THE TASK → Copy the listing verbatim, excluding any images found in it.

RECORDS TO USE →
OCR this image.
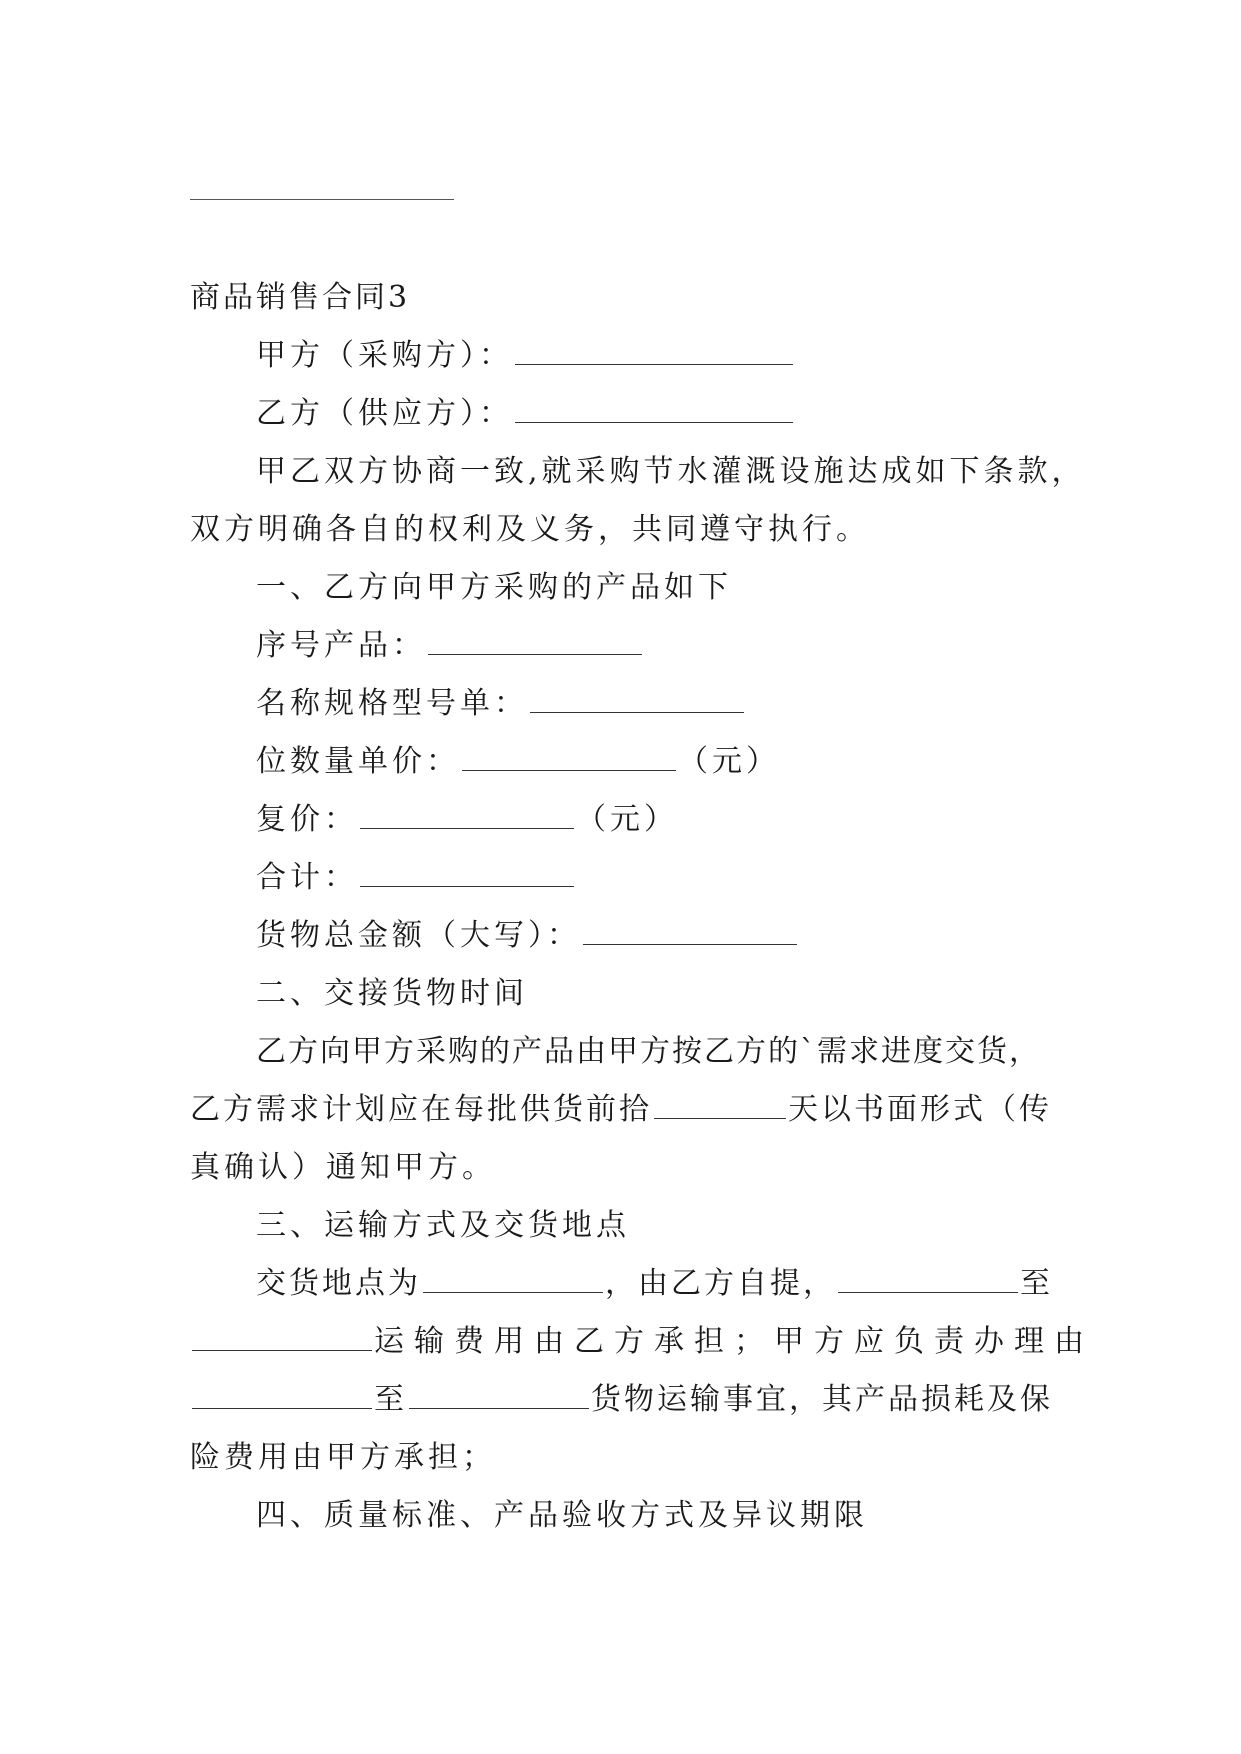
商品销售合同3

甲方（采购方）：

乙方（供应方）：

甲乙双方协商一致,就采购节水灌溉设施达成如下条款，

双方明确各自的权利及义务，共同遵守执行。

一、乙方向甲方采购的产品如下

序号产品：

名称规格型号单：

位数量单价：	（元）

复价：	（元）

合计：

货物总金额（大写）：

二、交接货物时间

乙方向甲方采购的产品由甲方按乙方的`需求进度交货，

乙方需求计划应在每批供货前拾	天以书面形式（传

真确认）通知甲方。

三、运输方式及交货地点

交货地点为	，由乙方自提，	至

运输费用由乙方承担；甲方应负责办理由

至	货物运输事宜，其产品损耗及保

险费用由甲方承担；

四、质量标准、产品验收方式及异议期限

SOLVED PROBLEM →
OCR this image.
商品销售合同3

甲方（采购方）：

乙方（供应方）：

甲乙双方协商一致,就采购节水灌溉设施达成如下条款，

双方明确各自的权利及义务，共同遵守执行。

一、乙方向甲方采购的产品如下

序号产品：

名称规格型号单：

位数量单价：	（元）

复价：	（元）

合计：

货物总金额（大写）：

二、交接货物时间

乙方向甲方采购的产品由甲方按乙方的`需求进度交货，

乙方需求计划应在每批供货前拾	天以书面形式（传

真确认）通知甲方。

三、运输方式及交货地点

交货地点为	，由乙方自提，	至

运输费用由乙方承担；甲方应负责办理由

至	货物运输事宜，其产品损耗及保

险费用由甲方承担；

四、质量标准、产品验收方式及异议期限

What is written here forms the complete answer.